• _The request_
Output every line below without omitting or altering anything.
==========
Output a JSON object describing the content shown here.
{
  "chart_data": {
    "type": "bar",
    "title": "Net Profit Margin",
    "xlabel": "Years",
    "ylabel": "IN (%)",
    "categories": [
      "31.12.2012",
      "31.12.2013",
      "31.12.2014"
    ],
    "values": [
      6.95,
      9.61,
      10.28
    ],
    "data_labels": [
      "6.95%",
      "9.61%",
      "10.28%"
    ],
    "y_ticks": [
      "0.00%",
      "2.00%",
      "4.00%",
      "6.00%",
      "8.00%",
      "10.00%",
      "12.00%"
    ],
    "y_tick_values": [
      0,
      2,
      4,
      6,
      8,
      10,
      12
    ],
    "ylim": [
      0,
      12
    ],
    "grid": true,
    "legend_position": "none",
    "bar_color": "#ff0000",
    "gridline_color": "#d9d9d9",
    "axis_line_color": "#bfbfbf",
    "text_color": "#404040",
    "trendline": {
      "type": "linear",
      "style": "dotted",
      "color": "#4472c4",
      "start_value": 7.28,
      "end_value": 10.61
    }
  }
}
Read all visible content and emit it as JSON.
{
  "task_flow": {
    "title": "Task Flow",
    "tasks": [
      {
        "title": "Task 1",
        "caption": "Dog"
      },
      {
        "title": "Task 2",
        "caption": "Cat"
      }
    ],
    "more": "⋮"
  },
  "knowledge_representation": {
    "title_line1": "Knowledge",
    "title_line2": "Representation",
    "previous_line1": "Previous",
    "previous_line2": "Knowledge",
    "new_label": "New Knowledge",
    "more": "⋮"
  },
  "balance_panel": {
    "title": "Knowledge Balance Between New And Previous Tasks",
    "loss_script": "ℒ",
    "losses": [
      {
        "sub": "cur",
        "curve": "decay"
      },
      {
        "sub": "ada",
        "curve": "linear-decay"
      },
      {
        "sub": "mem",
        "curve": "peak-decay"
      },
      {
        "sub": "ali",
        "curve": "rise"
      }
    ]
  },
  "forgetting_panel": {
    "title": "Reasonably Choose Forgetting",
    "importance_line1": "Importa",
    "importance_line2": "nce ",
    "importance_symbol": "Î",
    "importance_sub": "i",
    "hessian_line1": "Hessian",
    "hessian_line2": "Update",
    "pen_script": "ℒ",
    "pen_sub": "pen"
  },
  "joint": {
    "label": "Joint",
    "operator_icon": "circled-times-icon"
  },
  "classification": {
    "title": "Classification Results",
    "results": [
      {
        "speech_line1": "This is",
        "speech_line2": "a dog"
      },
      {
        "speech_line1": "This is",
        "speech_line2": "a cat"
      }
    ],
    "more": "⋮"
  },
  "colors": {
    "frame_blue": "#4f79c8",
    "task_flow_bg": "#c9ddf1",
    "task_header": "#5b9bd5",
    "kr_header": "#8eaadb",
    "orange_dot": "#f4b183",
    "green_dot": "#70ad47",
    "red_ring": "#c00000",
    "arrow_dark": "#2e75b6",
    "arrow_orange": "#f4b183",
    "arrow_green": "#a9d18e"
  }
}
==========
• _Task response_
Output a JSON object describing the content shown here.
{
  "chart_data": {
    "type": "bar",
    "title": "Net Profit Margin",
    "xlabel": "Years",
    "ylabel": "IN (%)",
    "categories": [
      "31.12.2012",
      "31.12.2013",
      "31.12.2014"
    ],
    "values": [
      6.95,
      9.61,
      10.28
    ],
    "data_labels": [
      "6.95%",
      "9.61%",
      "10.28%"
    ],
    "y_ticks": [
      "0.00%",
      "2.00%",
      "4.00%",
      "6.00%",
      "8.00%",
      "10.00%",
      "12.00%"
    ],
    "y_tick_values": [
      0,
      2,
      4,
      6,
      8,
      10,
      12
    ],
    "ylim": [
      0,
      12
    ],
    "grid": true,
    "legend_position": "none",
    "bar_color": "#ff0000",
    "gridline_color": "#d9d9d9",
    "axis_line_color": "#bfbfbf",
    "text_color": "#404040",
    "trendline": {
      "type": "linear",
      "style": "dotted",
      "color": "#4472c4",
      "start_value": 7.28,
      "end_value": 10.61
    }
  }
}
Read all visible content and emit it as JSON.
{
  "task_flow": {
    "title": "Task Flow",
    "tasks": [
      {
        "title": "Task 1",
        "caption": "Dog"
      },
      {
        "title": "Task 2",
        "caption": "Cat"
      }
    ],
    "more": "⋮"
  },
  "knowledge_representation": {
    "title_line1": "Knowledge",
    "title_line2": "Representation",
    "previous_line1": "Previous",
    "previous_line2": "Knowledge",
    "new_label": "New Knowledge",
    "more": "⋮"
  },
  "balance_panel": {
    "title": "Knowledge Balance Between New And Previous Tasks",
    "loss_script": "ℒ",
    "losses": [
      {
        "sub": "cur",
        "curve": "decay"
      },
      {
        "sub": "ada",
        "curve": "linear-decay"
      },
      {
        "sub": "mem",
        "curve": "peak-decay"
      },
      {
        "sub": "ali",
        "curve": "rise"
      }
    ]
  },
  "forgetting_panel": {
    "title": "Reasonably Choose Forgetting",
    "importance_line1": "Importa",
    "importance_line2": "nce ",
    "importance_symbol": "Î",
    "importance_sub": "i",
    "hessian_line1": "Hessian",
    "hessian_line2": "Update",
    "pen_script": "ℒ",
    "pen_sub": "pen"
  },
  "joint": {
    "label": "Joint",
    "operator_icon": "circled-times-icon"
  },
  "classification": {
    "title": "Classification Results",
    "results": [
      {
        "speech_line1": "This is",
        "speech_line2": "a dog"
      },
      {
        "speech_line1": "This is",
        "speech_line2": "a cat"
      }
    ],
    "more": "⋮"
  },
  "colors": {
    "frame_blue": "#4f79c8",
    "task_flow_bg": "#c9ddf1",
    "task_header": "#5b9bd5",
    "kr_header": "#8eaadb",
    "orange_dot": "#f4b183",
    "green_dot": "#70ad47",
    "red_ring": "#c00000",
    "arrow_dark": "#2e75b6",
    "arrow_orange": "#f4b183",
    "arrow_green": "#a9d18e"
  }
}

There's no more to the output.